START DATA LINES
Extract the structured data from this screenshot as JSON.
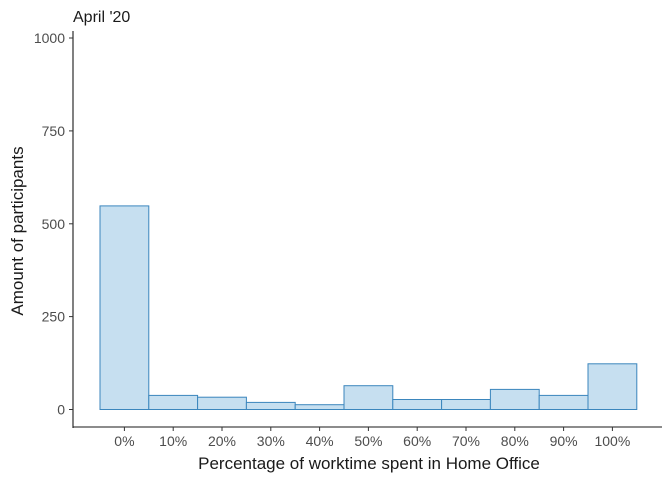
{
  "chart_data": {
    "type": "bar",
    "title": "April '20",
    "xlabel": "Percentage of worktime spent in Home Office",
    "ylabel": "Amount of participants",
    "categories": [
      "0%",
      "10%",
      "20%",
      "30%",
      "40%",
      "50%",
      "60%",
      "70%",
      "80%",
      "90%",
      "100%"
    ],
    "values": [
      548,
      38,
      33,
      19,
      13,
      64,
      27,
      27,
      54,
      38,
      123
    ],
    "ylim": [
      0,
      1000
    ],
    "yticks": [
      0,
      250,
      500,
      750,
      1000
    ],
    "grid": false,
    "legend": "none",
    "colors": {
      "bar_fill": "#c6dff0",
      "bar_stroke": "#3b86bd",
      "axis": "#1a1a1a"
    }
  }
}
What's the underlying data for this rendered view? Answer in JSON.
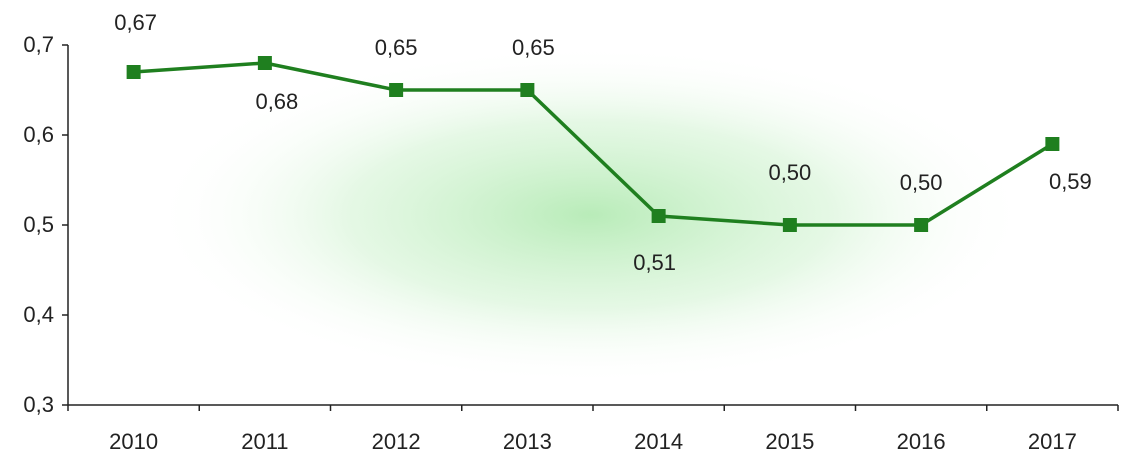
{
  "chart_data": {
    "type": "line",
    "title": "",
    "xlabel": "",
    "ylabel": "",
    "categories": [
      "2010",
      "2011",
      "2012",
      "2013",
      "2014",
      "2015",
      "2016",
      "2017"
    ],
    "series": [
      {
        "values": [
          0.67,
          0.68,
          0.65,
          0.65,
          0.51,
          0.5,
          0.5,
          0.59
        ],
        "color": "#1f7f1f"
      }
    ],
    "data_labels": [
      "0,67",
      "0,68",
      "0,65",
      "0,65",
      "0,51",
      "0,50",
      "0,50",
      "0,59"
    ],
    "ylim": [
      0.3,
      0.7
    ],
    "y_ticks": [
      0.3,
      0.4,
      0.5,
      0.6,
      0.7
    ],
    "y_tick_labels": [
      "0,3",
      "0,4",
      "0,5",
      "0,6",
      "0,7"
    ],
    "grid": false,
    "legend": "none",
    "background_glow_color": "#7fdc7f",
    "marker": "square"
  }
}
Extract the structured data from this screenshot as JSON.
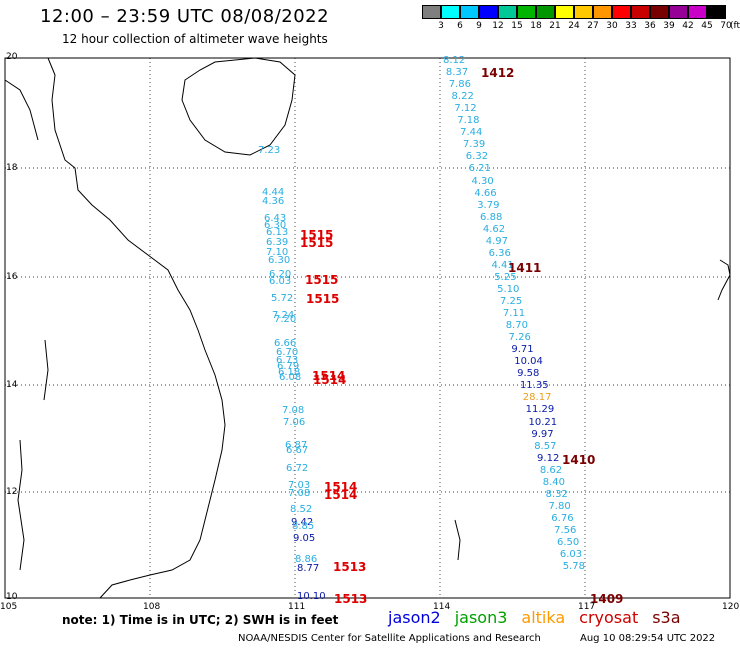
{
  "header": {
    "title": "12:00 – 23:59 UTC 08/08/2022",
    "subtitle": "12 hour collection of altimeter wave heights"
  },
  "legend": {
    "unit": "(ft)",
    "ticks": [
      "3",
      "6",
      "9",
      "12",
      "15",
      "18",
      "21",
      "24",
      "27",
      "30",
      "33",
      "36",
      "39",
      "42",
      "45",
      "70"
    ],
    "colors": [
      "#7f7f7f",
      "#00ffff",
      "#00c8ff",
      "#0000ff",
      "#00c896",
      "#00b400",
      "#009600",
      "#ffff00",
      "#ffc800",
      "#ff9600",
      "#ff0000",
      "#c80000",
      "#780000",
      "#960096",
      "#c800c8",
      "#000000"
    ]
  },
  "map": {
    "lat_ticks": [
      "20",
      "18",
      "16",
      "14",
      "12",
      "10"
    ],
    "lon_ticks": [
      "105",
      "108",
      "111",
      "114",
      "117",
      "120"
    ]
  },
  "tracks": [
    {
      "pass": "1412",
      "pass_color": "#7a0000",
      "points": [
        {
          "v": "8.12",
          "c": "#2aaee0"
        },
        {
          "v": "8.37",
          "c": "#2aaee0"
        },
        {
          "v": "7.86",
          "c": "#2aaee0"
        },
        {
          "v": "8.22",
          "c": "#2aaee0"
        },
        {
          "v": "7.12",
          "c": "#2aaee0"
        },
        {
          "v": "7.18",
          "c": "#2aaee0"
        },
        {
          "v": "7.44",
          "c": "#2aaee0"
        },
        {
          "v": "7.39",
          "c": "#2aaee0"
        },
        {
          "v": "6.32",
          "c": "#2aaee0"
        },
        {
          "v": "6.21",
          "c": "#2aaee0"
        },
        {
          "v": "4.30",
          "c": "#2aaee0"
        },
        {
          "v": "4.66",
          "c": "#2aaee0"
        },
        {
          "v": "3.79",
          "c": "#2aaee0"
        },
        {
          "v": "6.88",
          "c": "#2aaee0"
        },
        {
          "v": "4.62",
          "c": "#2aaee0"
        },
        {
          "v": "4.97",
          "c": "#2aaee0"
        }
      ]
    },
    {
      "pass": "1411",
      "pass_color": "#7a0000",
      "points": [
        {
          "v": "6.36",
          "c": "#2aaee0"
        },
        {
          "v": "4.41",
          "c": "#2aaee0"
        },
        {
          "v": "5.25",
          "c": "#2aaee0"
        },
        {
          "v": "5.10",
          "c": "#2aaee0"
        },
        {
          "v": "7.25",
          "c": "#2aaee0"
        },
        {
          "v": "7.11",
          "c": "#2aaee0"
        },
        {
          "v": "8.70",
          "c": "#2aaee0"
        },
        {
          "v": "7.26",
          "c": "#2aaee0"
        },
        {
          "v": "9.71",
          "c": "#0a1aa8"
        },
        {
          "v": "10.04",
          "c": "#0a1aa8"
        },
        {
          "v": "9.58",
          "c": "#0a1aa8"
        },
        {
          "v": "11.35",
          "c": "#0a1aa8"
        },
        {
          "v": "28.17",
          "c": "#e8a020"
        },
        {
          "v": "11.29",
          "c": "#0a1aa8"
        },
        {
          "v": "10.21",
          "c": "#0a1aa8"
        }
      ]
    },
    {
      "pass": "1410",
      "pass_color": "#7a0000",
      "points": [
        {
          "v": "9.97",
          "c": "#0a1aa8"
        },
        {
          "v": "8.57",
          "c": "#2aaee0"
        },
        {
          "v": "9.12",
          "c": "#0a1aa8"
        },
        {
          "v": "8.62",
          "c": "#2aaee0"
        },
        {
          "v": "8.40",
          "c": "#2aaee0"
        },
        {
          "v": "8.32",
          "c": "#2aaee0"
        },
        {
          "v": "7.80",
          "c": "#2aaee0"
        },
        {
          "v": "6.76",
          "c": "#2aaee0"
        },
        {
          "v": "7.56",
          "c": "#2aaee0"
        },
        {
          "v": "6.50",
          "c": "#2aaee0"
        },
        {
          "v": "6.03",
          "c": "#2aaee0"
        },
        {
          "v": "5.78",
          "c": "#2aaee0"
        }
      ]
    },
    {
      "pass": "1409",
      "pass_color": "#7a0000",
      "points": []
    }
  ],
  "west_points": [
    {
      "v": "7.23",
      "c": "#2aaee0"
    },
    {
      "v": "4.44",
      "c": "#2aaee0"
    },
    {
      "v": "4.36",
      "c": "#2aaee0"
    },
    {
      "v": "6.43",
      "c": "#2aaee0"
    },
    {
      "v": "6.30",
      "c": "#2aaee0"
    },
    {
      "v": "6.13",
      "c": "#2aaee0"
    },
    {
      "v": "6.39",
      "c": "#2aaee0"
    },
    {
      "v": "7.10",
      "c": "#2aaee0"
    },
    {
      "v": "6.30",
      "c": "#2aaee0"
    },
    {
      "v": "6.20",
      "c": "#2aaee0"
    },
    {
      "v": "6.03",
      "c": "#2aaee0"
    },
    {
      "v": "5.72",
      "c": "#2aaee0"
    },
    {
      "v": "7.24",
      "c": "#2aaee0"
    },
    {
      "v": "7.20",
      "c": "#2aaee0"
    },
    {
      "v": "6.66",
      "c": "#2aaee0"
    },
    {
      "v": "6.70",
      "c": "#2aaee0"
    },
    {
      "v": "6.73",
      "c": "#2aaee0"
    },
    {
      "v": "6.79",
      "c": "#2aaee0"
    },
    {
      "v": "6.18",
      "c": "#2aaee0"
    },
    {
      "v": "6.08",
      "c": "#2aaee0"
    },
    {
      "v": "7.08",
      "c": "#2aaee0"
    },
    {
      "v": "7.06",
      "c": "#2aaee0"
    },
    {
      "v": "6.87",
      "c": "#2aaee0"
    },
    {
      "v": "6.67",
      "c": "#2aaee0"
    },
    {
      "v": "6.72",
      "c": "#2aaee0"
    },
    {
      "v": "7.03",
      "c": "#2aaee0"
    },
    {
      "v": "7.08",
      "c": "#2aaee0"
    },
    {
      "v": "8.52",
      "c": "#2aaee0"
    },
    {
      "v": "9.42",
      "c": "#0a1aa8"
    },
    {
      "v": "8.85",
      "c": "#2aaee0"
    },
    {
      "v": "9.05",
      "c": "#0a1aa8"
    },
    {
      "v": "8.86",
      "c": "#2aaee0"
    },
    {
      "v": "8.77",
      "c": "#0a1aa8"
    },
    {
      "v": "10.10",
      "c": "#0a1aa8"
    }
  ],
  "west_passes": [
    {
      "pass": "1515"
    },
    {
      "pass": "1515"
    },
    {
      "pass": "1515"
    },
    {
      "pass": "1515"
    },
    {
      "pass": "1514"
    },
    {
      "pass": "1514"
    },
    {
      "pass": "1514"
    },
    {
      "pass": "1514"
    },
    {
      "pass": "1513"
    },
    {
      "pass": "1513"
    }
  ],
  "satellites": [
    {
      "name": "jason2",
      "color": "#0000dd"
    },
    {
      "name": "jason3",
      "color": "#00a000"
    },
    {
      "name": "altika",
      "color": "#ff9900"
    },
    {
      "name": "cryosat",
      "color": "#cc0000"
    },
    {
      "name": "s3a",
      "color": "#7a0000"
    }
  ],
  "footer": {
    "note": "note:  1) Time is in UTC;  2) SWH is in feet",
    "credit": "NOAA/NESDIS Center for Satellite Applications and Research",
    "timestamp": "Aug 10 08:29:54 UTC 2022"
  }
}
END DATA LINES
** DIRECTIVE **
How many lines of these entries contain "ylabel"? Answer with the number and nothing else.

** FINAL ANSWER **
2